[Collection entries]
◇ ◇ ◇ ◇ ◇

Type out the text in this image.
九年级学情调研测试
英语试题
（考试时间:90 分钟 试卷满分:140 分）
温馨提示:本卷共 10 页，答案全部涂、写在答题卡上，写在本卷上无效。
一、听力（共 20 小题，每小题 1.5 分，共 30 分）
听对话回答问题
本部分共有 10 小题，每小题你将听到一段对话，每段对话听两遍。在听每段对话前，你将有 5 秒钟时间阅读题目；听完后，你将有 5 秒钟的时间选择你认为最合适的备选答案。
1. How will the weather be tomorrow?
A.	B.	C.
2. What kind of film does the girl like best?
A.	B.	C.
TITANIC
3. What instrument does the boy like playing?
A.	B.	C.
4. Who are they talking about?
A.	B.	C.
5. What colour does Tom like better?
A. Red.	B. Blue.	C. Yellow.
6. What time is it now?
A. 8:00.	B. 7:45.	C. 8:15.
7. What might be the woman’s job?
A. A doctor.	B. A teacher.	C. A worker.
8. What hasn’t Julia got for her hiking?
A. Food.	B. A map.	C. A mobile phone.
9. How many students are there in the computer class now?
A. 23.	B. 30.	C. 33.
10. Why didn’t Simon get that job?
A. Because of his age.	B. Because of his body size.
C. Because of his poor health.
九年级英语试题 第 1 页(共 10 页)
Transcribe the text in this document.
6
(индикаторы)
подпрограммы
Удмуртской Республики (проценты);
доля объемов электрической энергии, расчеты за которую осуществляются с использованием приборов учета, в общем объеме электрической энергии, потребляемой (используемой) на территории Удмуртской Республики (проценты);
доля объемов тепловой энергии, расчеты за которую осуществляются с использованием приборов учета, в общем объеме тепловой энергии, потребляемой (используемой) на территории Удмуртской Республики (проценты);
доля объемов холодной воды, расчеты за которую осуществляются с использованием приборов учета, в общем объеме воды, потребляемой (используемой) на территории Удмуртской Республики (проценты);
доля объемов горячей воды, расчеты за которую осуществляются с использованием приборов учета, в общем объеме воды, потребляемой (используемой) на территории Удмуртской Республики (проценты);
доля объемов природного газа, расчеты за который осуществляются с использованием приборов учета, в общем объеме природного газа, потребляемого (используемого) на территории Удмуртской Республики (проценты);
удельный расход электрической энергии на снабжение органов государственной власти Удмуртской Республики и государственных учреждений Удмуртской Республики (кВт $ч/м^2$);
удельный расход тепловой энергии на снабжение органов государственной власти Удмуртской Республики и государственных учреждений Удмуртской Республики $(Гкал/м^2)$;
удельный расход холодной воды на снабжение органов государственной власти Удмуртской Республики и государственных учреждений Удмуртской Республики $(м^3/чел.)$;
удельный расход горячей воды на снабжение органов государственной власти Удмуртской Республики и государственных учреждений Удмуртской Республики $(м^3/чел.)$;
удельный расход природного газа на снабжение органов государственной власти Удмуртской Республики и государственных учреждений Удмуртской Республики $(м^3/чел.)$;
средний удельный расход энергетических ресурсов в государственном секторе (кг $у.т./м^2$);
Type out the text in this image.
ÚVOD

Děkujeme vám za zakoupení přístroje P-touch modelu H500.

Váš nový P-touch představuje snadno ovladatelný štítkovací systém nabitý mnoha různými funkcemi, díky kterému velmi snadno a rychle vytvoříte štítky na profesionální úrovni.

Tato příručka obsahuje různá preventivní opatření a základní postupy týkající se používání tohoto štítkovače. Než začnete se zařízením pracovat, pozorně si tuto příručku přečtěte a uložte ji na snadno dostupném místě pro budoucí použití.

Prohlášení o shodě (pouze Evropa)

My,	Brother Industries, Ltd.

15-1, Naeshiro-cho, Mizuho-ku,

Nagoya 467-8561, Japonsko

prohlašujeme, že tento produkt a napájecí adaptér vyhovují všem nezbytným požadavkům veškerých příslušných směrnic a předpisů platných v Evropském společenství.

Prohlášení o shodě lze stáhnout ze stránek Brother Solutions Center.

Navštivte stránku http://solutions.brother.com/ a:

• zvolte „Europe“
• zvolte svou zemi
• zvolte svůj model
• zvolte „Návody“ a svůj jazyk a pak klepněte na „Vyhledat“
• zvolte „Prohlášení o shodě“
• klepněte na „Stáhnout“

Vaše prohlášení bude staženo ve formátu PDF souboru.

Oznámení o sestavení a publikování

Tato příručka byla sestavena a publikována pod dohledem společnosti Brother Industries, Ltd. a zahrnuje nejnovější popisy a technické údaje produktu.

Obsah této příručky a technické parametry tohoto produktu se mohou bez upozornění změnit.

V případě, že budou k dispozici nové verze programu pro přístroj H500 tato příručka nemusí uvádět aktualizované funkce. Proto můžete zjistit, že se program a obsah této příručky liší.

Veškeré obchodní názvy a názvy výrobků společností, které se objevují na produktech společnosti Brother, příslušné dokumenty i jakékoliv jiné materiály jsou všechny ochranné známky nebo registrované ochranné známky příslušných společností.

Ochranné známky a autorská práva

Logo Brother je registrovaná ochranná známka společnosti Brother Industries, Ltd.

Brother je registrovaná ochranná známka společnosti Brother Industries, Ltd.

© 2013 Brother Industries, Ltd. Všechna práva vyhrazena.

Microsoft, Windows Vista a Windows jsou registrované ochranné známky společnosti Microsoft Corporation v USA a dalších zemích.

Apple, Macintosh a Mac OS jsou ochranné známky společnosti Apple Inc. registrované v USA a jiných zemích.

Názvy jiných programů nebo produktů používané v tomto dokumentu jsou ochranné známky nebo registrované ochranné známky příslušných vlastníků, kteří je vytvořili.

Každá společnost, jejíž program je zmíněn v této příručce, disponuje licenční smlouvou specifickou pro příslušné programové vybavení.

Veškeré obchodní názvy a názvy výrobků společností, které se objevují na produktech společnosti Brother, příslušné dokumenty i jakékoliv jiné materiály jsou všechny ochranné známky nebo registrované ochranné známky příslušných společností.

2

◇ ◇ ◇ ◇ ◇

#### INSTRUCTIONS TO FOLLOW:
All lines that include "jiných" are to be gathered and copied.

#### TASK RESULT:
Apple, Macintosh a Mac OS jsou ochranné známky společnosti Apple Inc. registrované v USA a jiných zemích.
Názvy jiných programů nebo produktů používané v tomto dokumentu jsou ochranné známky nebo registrované ochranné známky příslušných vlastníků, kteří je vytvořili.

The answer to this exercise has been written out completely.